» Problem to solve:
All of the lines below are to be printed again exactly; images are excluded from the output.

>> begin Information supplied

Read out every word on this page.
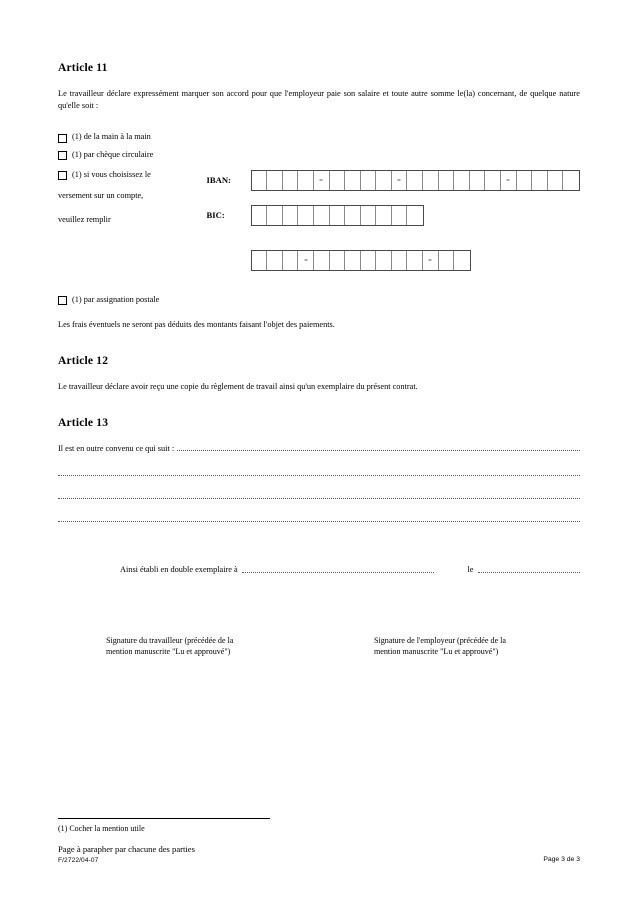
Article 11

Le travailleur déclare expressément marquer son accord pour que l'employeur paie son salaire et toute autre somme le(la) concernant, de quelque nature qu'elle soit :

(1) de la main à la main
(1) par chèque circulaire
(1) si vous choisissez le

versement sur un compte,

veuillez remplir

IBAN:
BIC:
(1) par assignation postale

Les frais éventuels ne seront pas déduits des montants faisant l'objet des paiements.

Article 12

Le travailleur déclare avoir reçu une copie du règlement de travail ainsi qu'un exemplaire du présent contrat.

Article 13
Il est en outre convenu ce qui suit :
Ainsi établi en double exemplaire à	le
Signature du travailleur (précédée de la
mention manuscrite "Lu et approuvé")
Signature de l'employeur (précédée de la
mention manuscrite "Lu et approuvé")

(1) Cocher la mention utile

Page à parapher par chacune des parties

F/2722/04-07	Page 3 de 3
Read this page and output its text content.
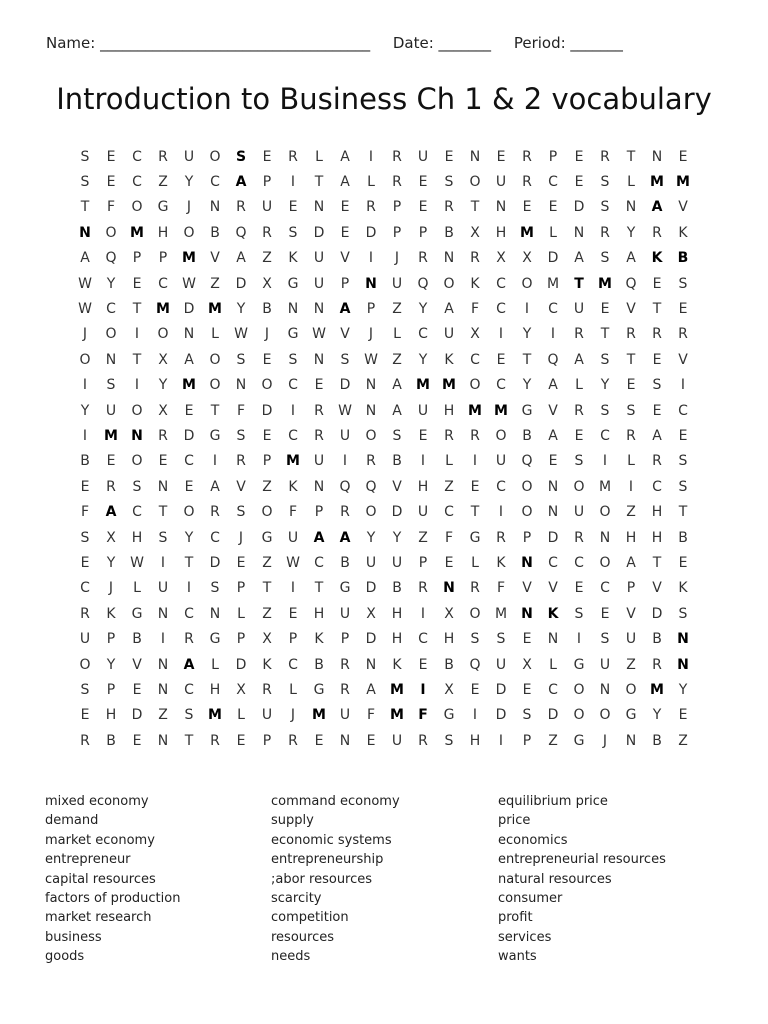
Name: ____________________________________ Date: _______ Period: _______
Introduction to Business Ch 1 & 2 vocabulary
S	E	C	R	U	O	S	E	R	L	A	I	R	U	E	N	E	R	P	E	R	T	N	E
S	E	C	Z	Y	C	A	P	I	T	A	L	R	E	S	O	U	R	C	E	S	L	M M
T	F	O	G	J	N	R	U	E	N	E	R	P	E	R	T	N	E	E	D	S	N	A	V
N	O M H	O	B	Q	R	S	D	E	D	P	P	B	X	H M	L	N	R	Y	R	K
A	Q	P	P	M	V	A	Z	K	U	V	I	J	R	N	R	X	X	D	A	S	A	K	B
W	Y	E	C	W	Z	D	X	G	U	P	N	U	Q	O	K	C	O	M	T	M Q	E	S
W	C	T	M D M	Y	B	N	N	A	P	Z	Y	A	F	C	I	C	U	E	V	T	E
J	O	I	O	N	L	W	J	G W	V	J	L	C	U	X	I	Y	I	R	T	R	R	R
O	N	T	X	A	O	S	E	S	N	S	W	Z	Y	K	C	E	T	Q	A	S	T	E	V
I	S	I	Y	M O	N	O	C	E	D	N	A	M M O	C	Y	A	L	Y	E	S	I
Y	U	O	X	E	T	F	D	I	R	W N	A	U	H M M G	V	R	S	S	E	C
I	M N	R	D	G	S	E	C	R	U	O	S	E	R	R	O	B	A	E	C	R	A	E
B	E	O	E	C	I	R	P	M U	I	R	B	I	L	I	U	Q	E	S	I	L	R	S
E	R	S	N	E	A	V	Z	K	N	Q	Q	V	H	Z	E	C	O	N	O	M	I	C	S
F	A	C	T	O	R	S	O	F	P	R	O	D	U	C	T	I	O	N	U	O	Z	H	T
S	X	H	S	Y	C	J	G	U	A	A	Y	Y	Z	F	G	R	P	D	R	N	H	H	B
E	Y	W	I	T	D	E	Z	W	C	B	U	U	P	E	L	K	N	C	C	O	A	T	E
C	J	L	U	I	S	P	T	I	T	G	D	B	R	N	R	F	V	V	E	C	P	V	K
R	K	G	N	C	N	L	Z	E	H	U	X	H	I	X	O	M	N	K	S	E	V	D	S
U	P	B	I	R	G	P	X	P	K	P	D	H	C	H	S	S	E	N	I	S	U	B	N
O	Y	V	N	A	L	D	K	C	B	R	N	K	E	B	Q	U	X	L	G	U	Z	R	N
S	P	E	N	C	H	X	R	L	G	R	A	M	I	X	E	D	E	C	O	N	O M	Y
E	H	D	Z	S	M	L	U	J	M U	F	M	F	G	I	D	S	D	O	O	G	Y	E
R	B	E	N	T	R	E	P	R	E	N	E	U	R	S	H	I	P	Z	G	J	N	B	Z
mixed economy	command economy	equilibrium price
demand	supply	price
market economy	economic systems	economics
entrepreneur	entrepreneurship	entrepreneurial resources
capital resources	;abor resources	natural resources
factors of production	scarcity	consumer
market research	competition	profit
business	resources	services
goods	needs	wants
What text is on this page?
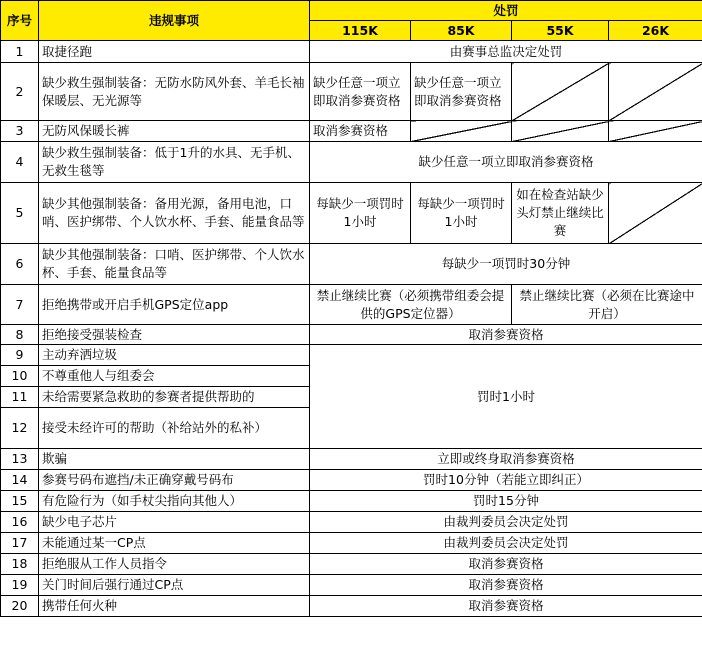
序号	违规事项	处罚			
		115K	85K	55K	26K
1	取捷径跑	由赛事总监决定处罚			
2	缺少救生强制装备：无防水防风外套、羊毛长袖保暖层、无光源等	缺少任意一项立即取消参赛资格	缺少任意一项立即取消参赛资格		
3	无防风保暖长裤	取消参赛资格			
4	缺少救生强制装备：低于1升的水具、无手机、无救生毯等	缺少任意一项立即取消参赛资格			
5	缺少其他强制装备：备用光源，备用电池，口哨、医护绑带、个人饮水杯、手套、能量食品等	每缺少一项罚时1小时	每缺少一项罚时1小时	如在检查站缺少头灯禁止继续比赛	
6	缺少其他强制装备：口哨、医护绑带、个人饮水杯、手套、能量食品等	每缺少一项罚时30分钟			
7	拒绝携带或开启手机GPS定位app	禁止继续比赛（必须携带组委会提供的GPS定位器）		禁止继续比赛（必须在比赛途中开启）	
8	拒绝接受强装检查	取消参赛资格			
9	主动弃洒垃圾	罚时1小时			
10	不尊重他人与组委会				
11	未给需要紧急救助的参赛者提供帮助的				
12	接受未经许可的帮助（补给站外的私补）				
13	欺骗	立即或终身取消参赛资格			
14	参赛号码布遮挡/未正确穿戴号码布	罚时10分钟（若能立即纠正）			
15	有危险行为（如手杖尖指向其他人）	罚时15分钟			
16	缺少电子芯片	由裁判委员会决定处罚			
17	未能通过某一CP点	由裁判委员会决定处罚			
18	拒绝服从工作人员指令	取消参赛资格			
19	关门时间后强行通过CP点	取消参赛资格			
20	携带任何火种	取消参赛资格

>> end Information supplied

» Response to the task:
Read out every word on this page.
Article 11

Le travailleur déclare expressément marquer son accord pour que l'employeur paie son salaire et toute autre somme le(la) concernant, de quelque nature qu'elle soit :

(1) de la main à la main
(1) par chèque circulaire
(1) si vous choisissez le

versement sur un compte,

veuillez remplir

IBAN:
BIC:
(1) par assignation postale

Les frais éventuels ne seront pas déduits des montants faisant l'objet des paiements.

Article 12

Le travailleur déclare avoir reçu une copie du règlement de travail ainsi qu'un exemplaire du présent contrat.

Article 13
Il est en outre convenu ce qui suit :
Ainsi établi en double exemplaire à	le
Signature du travailleur (précédée de la
mention manuscrite "Lu et approuvé")
Signature de l'employeur (précédée de la
mention manuscrite "Lu et approuvé")

(1) Cocher la mention utile

Page à parapher par chacune des parties

F/2722/04-07	Page 3 de 3
Read this page and output its text content.
Name: ____________________________________ Date: _______ Period: _______
Introduction to Business Ch 1 & 2 vocabulary
S	E	C	R	U	O	S	E	R	L	A	I	R	U	E	N	E	R	P	E	R	T	N	E
S	E	C	Z	Y	C	A	P	I	T	A	L	R	E	S	O	U	R	C	E	S	L	M M
T	F	O	G	J	N	R	U	E	N	E	R	P	E	R	T	N	E	E	D	S	N	A	V
N	O M H	O	B	Q	R	S	D	E	D	P	P	B	X	H M	L	N	R	Y	R	K
A	Q	P	P	M	V	A	Z	K	U	V	I	J	R	N	R	X	X	D	A	S	A	K	B
W	Y	E	C	W	Z	D	X	G	U	P	N	U	Q	O	K	C	O	M	T	M Q	E	S
W	C	T	M D M	Y	B	N	N	A	P	Z	Y	A	F	C	I	C	U	E	V	T	E
J	O	I	O	N	L	W	J	G W	V	J	L	C	U	X	I	Y	I	R	T	R	R	R
O	N	T	X	A	O	S	E	S	N	S	W	Z	Y	K	C	E	T	Q	A	S	T	E	V
I	S	I	Y	M O	N	O	C	E	D	N	A	M M O	C	Y	A	L	Y	E	S	I
Y	U	O	X	E	T	F	D	I	R	W N	A	U	H M M G	V	R	S	S	E	C
I	M N	R	D	G	S	E	C	R	U	O	S	E	R	R	O	B	A	E	C	R	A	E
B	E	O	E	C	I	R	P	M U	I	R	B	I	L	I	U	Q	E	S	I	L	R	S
E	R	S	N	E	A	V	Z	K	N	Q	Q	V	H	Z	E	C	O	N	O	M	I	C	S
F	A	C	T	O	R	S	O	F	P	R	O	D	U	C	T	I	O	N	U	O	Z	H	T
S	X	H	S	Y	C	J	G	U	A	A	Y	Y	Z	F	G	R	P	D	R	N	H	H	B
E	Y	W	I	T	D	E	Z	W	C	B	U	U	P	E	L	K	N	C	C	O	A	T	E
C	J	L	U	I	S	P	T	I	T	G	D	B	R	N	R	F	V	V	E	C	P	V	K
R	K	G	N	C	N	L	Z	E	H	U	X	H	I	X	O	M	N	K	S	E	V	D	S
U	P	B	I	R	G	P	X	P	K	P	D	H	C	H	S	S	E	N	I	S	U	B	N
O	Y	V	N	A	L	D	K	C	B	R	N	K	E	B	Q	U	X	L	G	U	Z	R	N
S	P	E	N	C	H	X	R	L	G	R	A	M	I	X	E	D	E	C	O	N	O M	Y
E	H	D	Z	S	M	L	U	J	M U	F	M	F	G	I	D	S	D	O	O	G	Y	E
R	B	E	N	T	R	E	P	R	E	N	E	U	R	S	H	I	P	Z	G	J	N	B	Z
mixed economy	command economy	equilibrium price
demand	supply	price
market economy	economic systems	economics
entrepreneur	entrepreneurship	entrepreneurial resources
capital resources	;abor resources	natural resources
factors of production	scarcity	consumer
market research	competition	profit
business	resources	services
goods	needs	wants
What text is on this page?
序号	违规事项	处罚			
		115K	85K	55K	26K
1	取捷径跑	由赛事总监决定处罚			
2	缺少救生强制装备：无防水防风外套、羊毛长袖保暖层、无光源等	缺少任意一项立即取消参赛资格	缺少任意一项立即取消参赛资格		
3	无防风保暖长裤	取消参赛资格			
4	缺少救生强制装备：低于1升的水具、无手机、无救生毯等	缺少任意一项立即取消参赛资格			
5	缺少其他强制装备：备用光源，备用电池，口哨、医护绑带、个人饮水杯、手套、能量食品等	每缺少一项罚时1小时	每缺少一项罚时1小时	如在检查站缺少头灯禁止继续比赛	
6	缺少其他强制装备：口哨、医护绑带、个人饮水杯、手套、能量食品等	每缺少一项罚时30分钟			
7	拒绝携带或开启手机GPS定位app	禁止继续比赛（必须携带组委会提供的GPS定位器）		禁止继续比赛（必须在比赛途中开启）	
8	拒绝接受强装检查	取消参赛资格			
9	主动弃洒垃圾	罚时1小时			
10	不尊重他人与组委会				
11	未给需要紧急救助的参赛者提供帮助的				
12	接受未经许可的帮助（补给站外的私补）				
13	欺骗	立即或终身取消参赛资格			
14	参赛号码布遮挡/未正确穿戴号码布	罚时10分钟（若能立即纠正）			
15	有危险行为（如手杖尖指向其他人）	罚时15分钟			
16	缺少电子芯片	由裁判委员会决定处罚			
17	未能通过某一CP点	由裁判委员会决定处罚			
18	拒绝服从工作人员指令	取消参赛资格			
19	关门时间后强行通过CP点	取消参赛资格			
20	携带任何火种	取消参赛资格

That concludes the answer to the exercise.